> [Challenge]: Copy each line with the word "Knowledge" in it.

> [Material shown]:

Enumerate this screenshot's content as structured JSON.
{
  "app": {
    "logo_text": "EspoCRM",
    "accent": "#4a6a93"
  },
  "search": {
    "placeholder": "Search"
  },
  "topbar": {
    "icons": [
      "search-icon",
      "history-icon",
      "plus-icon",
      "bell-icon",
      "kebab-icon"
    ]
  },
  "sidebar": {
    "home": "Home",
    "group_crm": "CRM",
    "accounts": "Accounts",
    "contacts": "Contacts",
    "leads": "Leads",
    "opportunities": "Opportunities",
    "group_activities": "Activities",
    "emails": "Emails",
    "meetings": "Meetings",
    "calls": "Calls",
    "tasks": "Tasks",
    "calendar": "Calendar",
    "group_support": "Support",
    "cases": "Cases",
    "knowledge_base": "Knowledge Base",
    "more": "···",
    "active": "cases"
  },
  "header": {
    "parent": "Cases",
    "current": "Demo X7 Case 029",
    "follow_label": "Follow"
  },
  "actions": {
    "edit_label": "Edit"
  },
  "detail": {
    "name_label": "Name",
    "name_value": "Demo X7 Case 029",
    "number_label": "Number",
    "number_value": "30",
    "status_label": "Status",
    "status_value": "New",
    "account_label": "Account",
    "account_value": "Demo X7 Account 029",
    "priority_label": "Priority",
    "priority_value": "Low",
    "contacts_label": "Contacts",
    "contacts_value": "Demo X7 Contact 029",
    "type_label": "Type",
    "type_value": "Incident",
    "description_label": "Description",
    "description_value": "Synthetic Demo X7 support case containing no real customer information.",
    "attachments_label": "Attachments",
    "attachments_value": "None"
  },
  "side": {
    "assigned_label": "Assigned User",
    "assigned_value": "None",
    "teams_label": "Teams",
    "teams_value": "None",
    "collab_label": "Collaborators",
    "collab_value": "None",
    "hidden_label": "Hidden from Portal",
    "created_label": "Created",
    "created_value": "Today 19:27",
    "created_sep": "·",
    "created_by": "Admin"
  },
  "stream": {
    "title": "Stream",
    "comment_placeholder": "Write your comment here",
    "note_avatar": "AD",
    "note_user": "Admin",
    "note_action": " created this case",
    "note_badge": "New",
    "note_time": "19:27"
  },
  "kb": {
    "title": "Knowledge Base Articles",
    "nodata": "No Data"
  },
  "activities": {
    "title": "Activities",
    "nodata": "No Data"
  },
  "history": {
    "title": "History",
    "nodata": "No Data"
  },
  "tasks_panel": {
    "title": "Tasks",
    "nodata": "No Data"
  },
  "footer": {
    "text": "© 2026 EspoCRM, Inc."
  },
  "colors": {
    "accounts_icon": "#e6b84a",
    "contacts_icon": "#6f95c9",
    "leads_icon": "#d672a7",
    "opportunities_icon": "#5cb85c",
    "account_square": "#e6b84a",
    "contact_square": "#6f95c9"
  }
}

==

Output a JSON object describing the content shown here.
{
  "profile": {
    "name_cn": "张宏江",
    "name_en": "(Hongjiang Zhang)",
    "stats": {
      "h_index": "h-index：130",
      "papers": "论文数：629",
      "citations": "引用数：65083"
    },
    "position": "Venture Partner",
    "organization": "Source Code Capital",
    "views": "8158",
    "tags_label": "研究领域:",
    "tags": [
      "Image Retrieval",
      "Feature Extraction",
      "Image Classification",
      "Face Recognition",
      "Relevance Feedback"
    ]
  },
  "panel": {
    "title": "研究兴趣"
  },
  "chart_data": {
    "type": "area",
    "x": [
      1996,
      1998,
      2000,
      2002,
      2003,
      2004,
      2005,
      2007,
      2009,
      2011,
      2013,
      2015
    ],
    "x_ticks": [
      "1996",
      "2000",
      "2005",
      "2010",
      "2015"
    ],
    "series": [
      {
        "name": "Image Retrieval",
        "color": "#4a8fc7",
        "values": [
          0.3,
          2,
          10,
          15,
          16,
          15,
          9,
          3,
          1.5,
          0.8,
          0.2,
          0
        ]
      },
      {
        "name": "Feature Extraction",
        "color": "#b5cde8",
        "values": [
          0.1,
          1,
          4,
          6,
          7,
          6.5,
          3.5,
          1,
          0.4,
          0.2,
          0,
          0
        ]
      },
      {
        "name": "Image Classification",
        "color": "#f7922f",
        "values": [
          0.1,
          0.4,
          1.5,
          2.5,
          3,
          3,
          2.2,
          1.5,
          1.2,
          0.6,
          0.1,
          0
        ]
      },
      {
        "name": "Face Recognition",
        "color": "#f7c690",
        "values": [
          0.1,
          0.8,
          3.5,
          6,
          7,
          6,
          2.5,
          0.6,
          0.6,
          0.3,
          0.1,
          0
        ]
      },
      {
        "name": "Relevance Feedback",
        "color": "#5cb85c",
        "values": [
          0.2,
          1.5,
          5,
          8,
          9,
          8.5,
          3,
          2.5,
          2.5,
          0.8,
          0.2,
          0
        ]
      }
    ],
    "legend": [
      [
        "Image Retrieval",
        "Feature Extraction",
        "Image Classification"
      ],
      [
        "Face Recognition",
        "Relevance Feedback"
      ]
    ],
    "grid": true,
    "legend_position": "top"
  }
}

> [Exercise answer]:
    "knowledge_base": "Knowledge Base",
    "title": "Knowledge Base Articles",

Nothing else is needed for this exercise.